(Exercise description): All entries are to be quoted exactly; the images stay out of the copy.

· · · · ·

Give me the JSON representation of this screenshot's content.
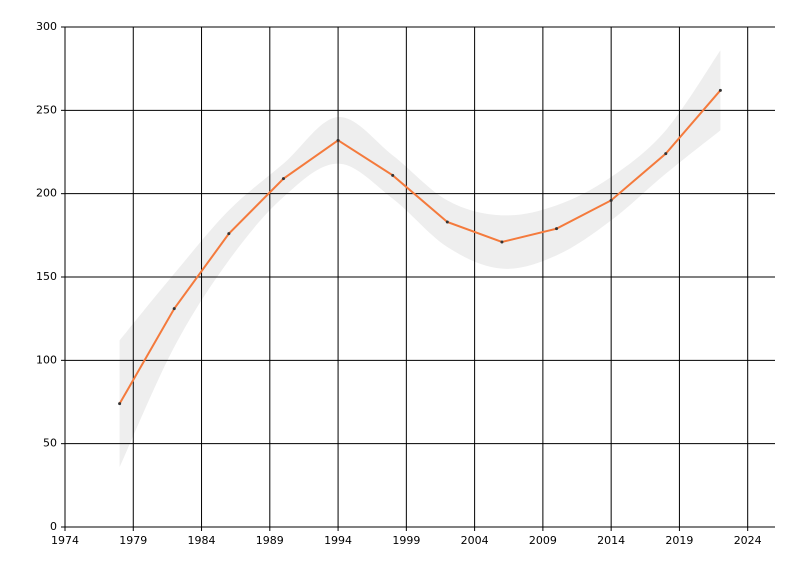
{
  "chart_data": {
    "type": "line",
    "x": [
      1978,
      1982,
      1986,
      1990,
      1994,
      1998,
      2002,
      2006,
      2010,
      2014,
      2018,
      2022
    ],
    "series": [
      {
        "color": "#f47a3c",
        "band_color": "#eeeeee",
        "values": [
          74,
          131,
          176,
          209,
          232,
          211,
          183,
          171,
          179,
          196,
          224,
          262
        ],
        "upper": [
          112,
          152,
          190,
          218,
          246,
          223,
          196,
          187,
          193,
          210,
          238,
          286
        ],
        "lower": [
          36,
          108,
          160,
          198,
          218,
          197,
          168,
          155,
          163,
          184,
          212,
          238
        ]
      }
    ],
    "xlim": [
      1974,
      2026
    ],
    "xticks": [
      1974,
      1979,
      1984,
      1989,
      1994,
      1999,
      2004,
      2009,
      2014,
      2019,
      2024
    ],
    "ylim": [
      0,
      300
    ],
    "yticks": [
      0,
      50,
      100,
      150,
      200,
      250,
      300
    ],
    "grid": true
  }
}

· · · · ·

(Exercise output):
Give me the JSON representation of this screenshot's content.
{
  "chart_data": {
    "type": "line",
    "x": [
      1978,
      1982,
      1986,
      1990,
      1994,
      1998,
      2002,
      2006,
      2010,
      2014,
      2018,
      2022
    ],
    "series": [
      {
        "color": "#f47a3c",
        "band_color": "#eeeeee",
        "values": [
          74,
          131,
          176,
          209,
          232,
          211,
          183,
          171,
          179,
          196,
          224,
          262
        ],
        "upper": [
          112,
          152,
          190,
          218,
          246,
          223,
          196,
          187,
          193,
          210,
          238,
          286
        ],
        "lower": [
          36,
          108,
          160,
          198,
          218,
          197,
          168,
          155,
          163,
          184,
          212,
          238
        ]
      }
    ],
    "xlim": [
      1974,
      2026
    ],
    "xticks": [
      1974,
      1979,
      1984,
      1989,
      1994,
      1999,
      2004,
      2009,
      2014,
      2019,
      2024
    ],
    "ylim": [
      0,
      300
    ],
    "yticks": [
      0,
      50,
      100,
      150,
      200,
      250,
      300
    ],
    "grid": true
  }
}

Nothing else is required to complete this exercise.